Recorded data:
————————
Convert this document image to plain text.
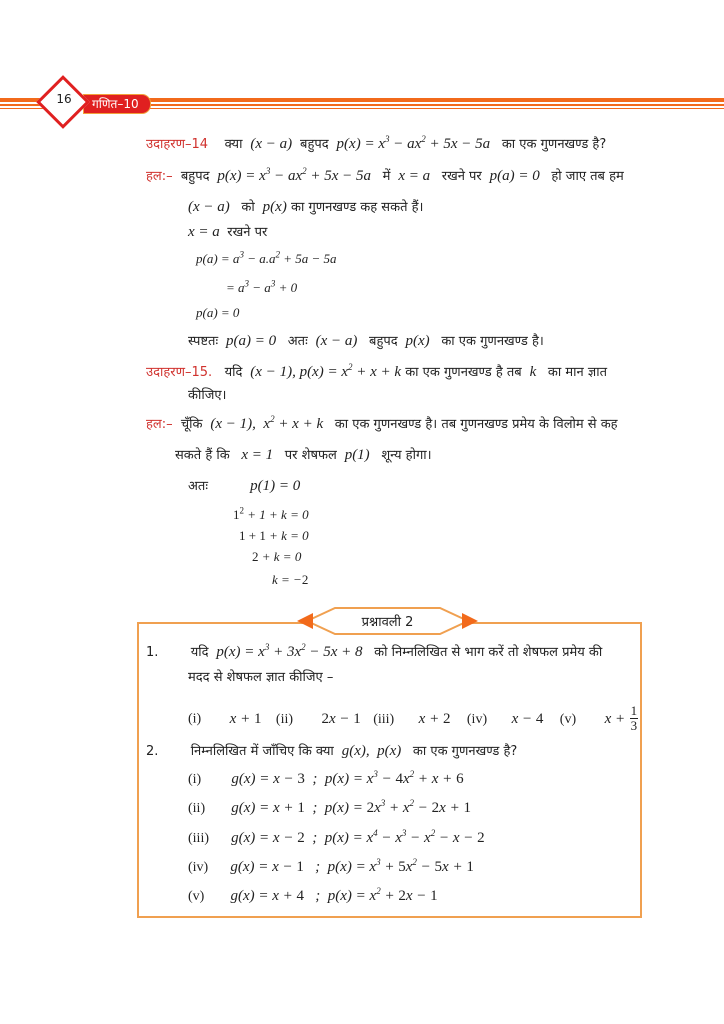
गणित–10
16
उदाहरण–14 क्या  (x − a)  बहुपद  $p(x) = x^3 - ax^2 + 5x - 5a$   का एक गुणनखण्ड है?
हल:– बहुपद  $p(x) = x^3 - ax^2 + 5x - 5a$   में  x = a   रखने पर  p(a) = 0   हो जाए तब हम
(x − a)   को  p(x) का गुणनखण्ड कह सकते हैं।
x = a  रखने पर
$p(a) = a^3 - a.a^2 + 5a - 5a$
= $a^3 - a^3 + 0$
p(a) = 0
स्पष्टतः  p(a) = 0   अतः  (x − a)   बहुपद  p(x)   का एक गुणनखण्ड है।
उदाहरण–15. यदि  (x − 1), $p(x) = x^2 + x + k$ का एक गुणनखण्ड है तब  k   का मान ज्ञात
कीजिए।
हल:– चूँकि  (x − 1),  $x^2 + x + k$   का एक गुणनखण्ड है। तब गुणनखण्ड प्रमेय के विलोम से कह
सकते हैं कि   x = 1   पर शेषफल  p(1)   शून्य होगा।
अतः	p(1) = 0
$1^2 + 1 + k = 0$
1 + 1 + k = 0
2 + k = 0
k = −2
प्रश्नावली 2
1. यदि  $p(x) = x^3 + 3x^2 - 5x + 8$   को निम्नलिखित से भाग करें तो शेषफल प्रमेय की
मदद से शेषफल ज्ञात कीजिए –
(i) x + 1 (ii) 2x − 1 (iii) x + 2 (iv) x − 4 (v) $x + \frac{1}{3}$
2. निम्नलिखित में जाँचिए कि क्या  g(x),  p(x)   का एक गुणनखण्ड है?
(i) g(x) = x − 3  ;  $p(x) = x^3 - 4x^2 + x + 6$
(ii) g(x) = x + 1  ;  $p(x) = 2x^3 + x^2 - 2x + 1$
(iii) g(x) = x − 2  ;  $p(x) = x^4 - x^3 - x^2 - x - 2$
(iv) g(x) = x − 1   ;  $p(x) = x^3 + 5x^2 - 5x + 1$
(v) g(x) = x + 4   ;  $p(x) = x^2 + 2x - 1$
————————
AIM
Copy the material exactly. Do not include the pictures.

OUTPUT OF THE EXERCISE
Convert this document image to plain text.
गणित–10
16
उदाहरण–14 क्या  (x − a)  बहुपद  $p(x) = x^3 - ax^2 + 5x - 5a$   का एक गुणनखण्ड है?
हल:– बहुपद  $p(x) = x^3 - ax^2 + 5x - 5a$   में  x = a   रखने पर  p(a) = 0   हो जाए तब हम
(x − a)   को  p(x) का गुणनखण्ड कह सकते हैं।
x = a  रखने पर
$p(a) = a^3 - a.a^2 + 5a - 5a$
= $a^3 - a^3 + 0$
p(a) = 0
स्पष्टतः  p(a) = 0   अतः  (x − a)   बहुपद  p(x)   का एक गुणनखण्ड है।
उदाहरण–15. यदि  (x − 1), $p(x) = x^2 + x + k$ का एक गुणनखण्ड है तब  k   का मान ज्ञात
कीजिए।
हल:– चूँकि  (x − 1),  $x^2 + x + k$   का एक गुणनखण्ड है। तब गुणनखण्ड प्रमेय के विलोम से कह
सकते हैं कि   x = 1   पर शेषफल  p(1)   शून्य होगा।
अतः	p(1) = 0
$1^2 + 1 + k = 0$
1 + 1 + k = 0
2 + k = 0
k = −2
प्रश्नावली 2
1. यदि  $p(x) = x^3 + 3x^2 - 5x + 8$   को निम्नलिखित से भाग करें तो शेषफल प्रमेय की
मदद से शेषफल ज्ञात कीजिए –
(i) x + 1 (ii) 2x − 1 (iii) x + 2 (iv) x − 4 (v) $x + \frac{1}{3}$
2. निम्नलिखित में जाँचिए कि क्या  g(x),  p(x)   का एक गुणनखण्ड है?
(i) g(x) = x − 3  ;  $p(x) = x^3 - 4x^2 + x + 6$
(ii) g(x) = x + 1  ;  $p(x) = 2x^3 + x^2 - 2x + 1$
(iii) g(x) = x − 2  ;  $p(x) = x^4 - x^3 - x^2 - x - 2$
(iv) g(x) = x − 1   ;  $p(x) = x^3 + 5x^2 - 5x + 1$
(v) g(x) = x + 4   ;  $p(x) = x^2 + 2x - 1$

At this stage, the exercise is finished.